# Data for this task
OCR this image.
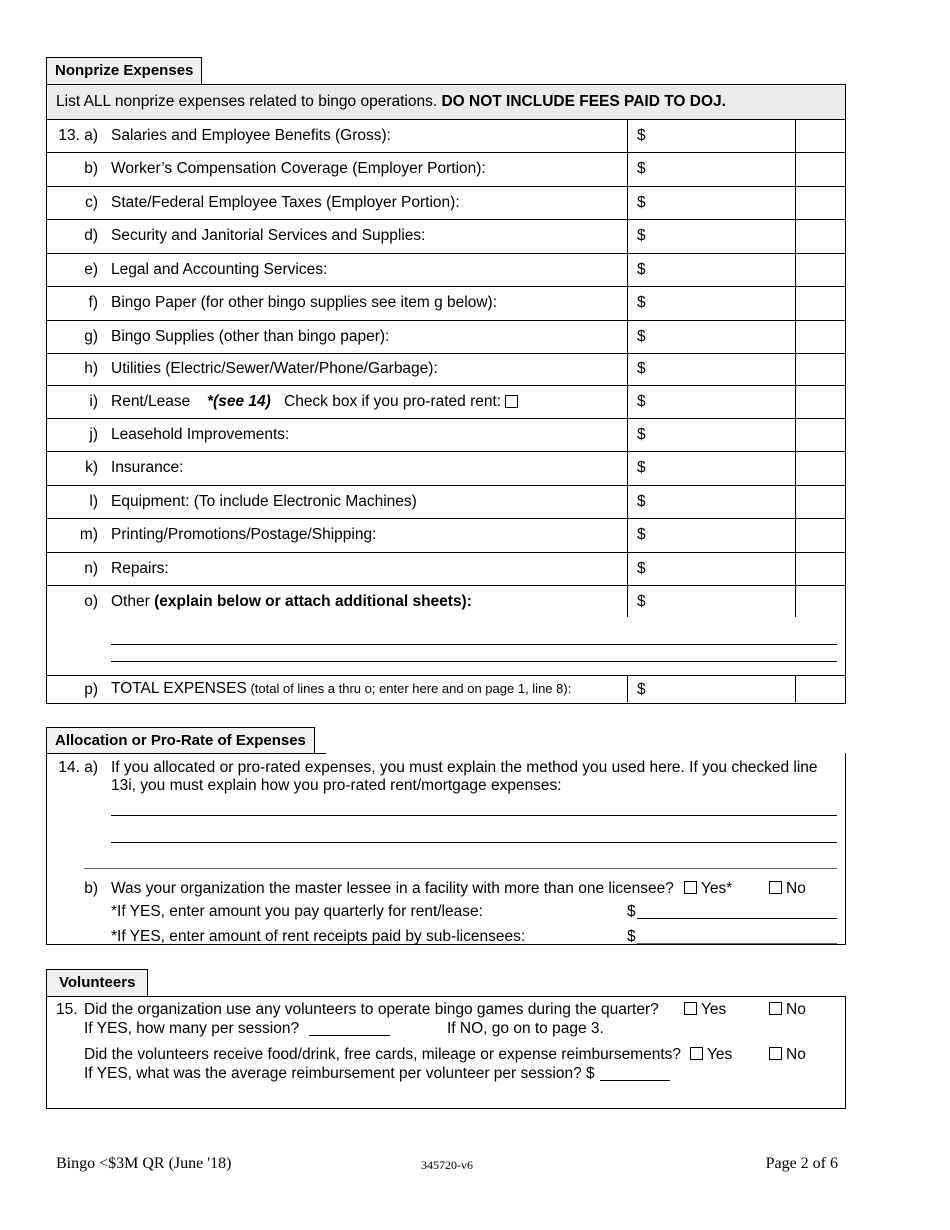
Nonprize Expenses
List ALL nonprize expenses related to bingo operations. DO NOT INCLUDE FEES PAID TO DOJ.
13. a) Salaries and Employee Benefits (Gross):	$
b) Worker’s Compensation Coverage (Employer Portion):	$
c) State/Federal Employee Taxes (Employer Portion):	$
d) Security and Janitorial Services and Supplies:	$
e) Legal and Accounting Services:	$
f) Bingo Paper (for other bingo supplies see item g below):	$
g) Bingo Supplies (other than bingo paper):	$
h) Utilities (Electric/Sewer/Water/Phone/Garbage):	$
i) Rent/Lease *(see 14) Check box if you pro-rated rent:	$
j) Leasehold Improvements:	$
k) Insurance:	$
l) Equipment: (To include Electronic Machines)	$
m) Printing/Promotions/Postage/Shipping:	$
n) Repairs:	$
o) Other (explain below or attach additional sheets):	$
p) TOTAL EXPENSES (total of lines a thru o; enter here and on page 1, line 8):	$
Allocation or Pro-Rate of Expenses
14. a) If you allocated or pro-rated expenses, you must explain the method you used here. If you checked line
13i, you must explain how you pro-rated rent/mortgage expenses:
b) Was your organization the master lessee in a facility with more than one licensee?	Yes*	No
*If YES, enter amount you pay quarterly for rent/lease:	$
*If YES, enter amount of rent receipts paid by sub-licensees:	$
Volunteers
15. Did the organization use any volunteers to operate bingo games during the quarter?	Yes	No
If YES, how many per session?	If NO, go on to page 3.
Did the volunteers receive food/drink, free cards, mileage or expense reimbursements?	Yes	No
If YES, what was the average reimbursement per volunteer per session? $
Bingo <$3M QR (June '18)	345720-v6	Page 2 of 6
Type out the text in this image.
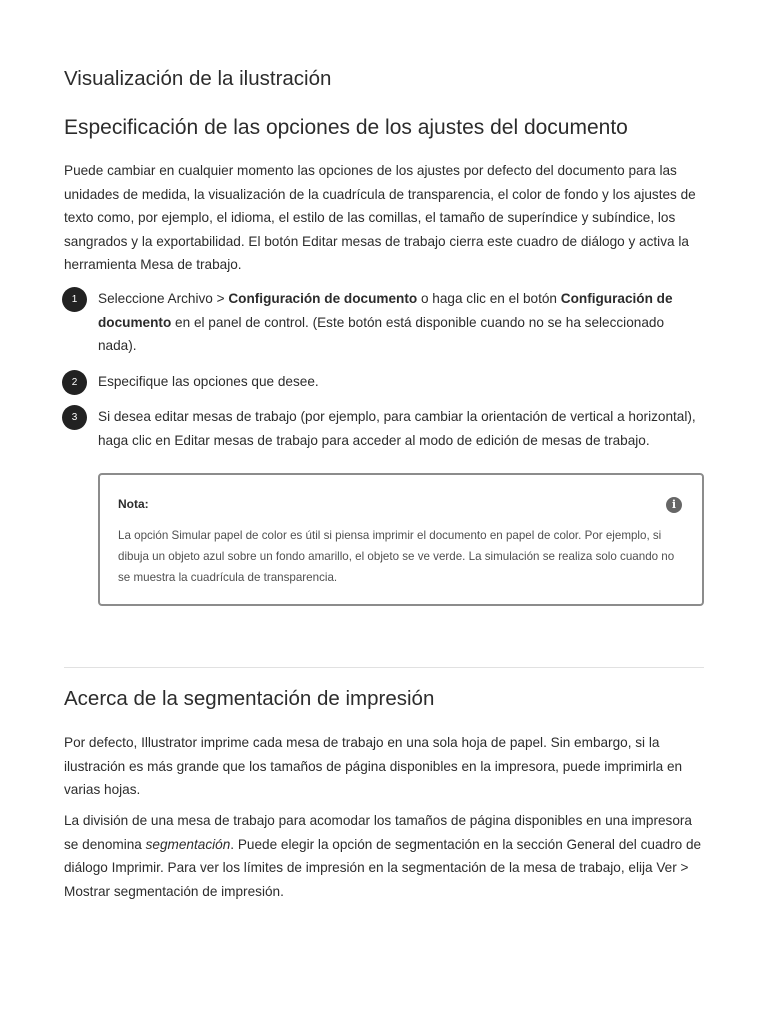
Visualización de la ilustración
Especificación de las opciones de los ajustes del documento

Puede cambiar en cualquier momento las opciones de los ajustes por defecto del documento para las unidades de medida, la visualización de la cuadrícula de transparencia, el color de fondo y los ajustes de texto como, por ejemplo, el idioma, el estilo de las comillas, el tamaño de superíndice y subíndice, los sangrados y la exportabilidad. El botón Editar mesas de trabajo cierra este cuadro de diálogo y activa la herramienta Mesa de trabajo.

1	Seleccione Archivo > Configuración de documento o haga clic en el botón Configuración de documento en el panel de control. (Este botón está disponible cuando no se ha seleccionado nada).
2	Especifique las opciones que desee.
3	Si desea editar mesas de trabajo (por ejemplo, para cambiar la orientación de vertical a horizontal), haga clic en Editar mesas de trabajo para acceder al modo de edición de mesas de trabajo.
Nota:	i
La opción Simular papel de color es útil si piensa imprimir el documento en papel de color. Por ejemplo, si dibuja un objeto azul sobre un fondo amarillo, el objeto se ve verde. La simulación se realiza solo cuando no se muestra la cuadrícula de transparencia.
Acerca de la segmentación de impresión

Por defecto, Illustrator imprime cada mesa de trabajo en una sola hoja de papel. Sin embargo, si la ilustración es más grande que los tamaños de página disponibles en la impresora, puede imprimirla en varias hojas.

La división de una mesa de trabajo para acomodar los tamaños de página disponibles en una impresora se denomina segmentación. Puede elegir la opción de segmentación en la sección General del cuadro de diálogo Imprimir. Para ver los límites de impresión en la segmentación de la mesa de trabajo, elija Ver > Mostrar segmentación de impresión.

# Your instructions
State how many lines of the listing include "rent", and nothing more.

# Result for this task
4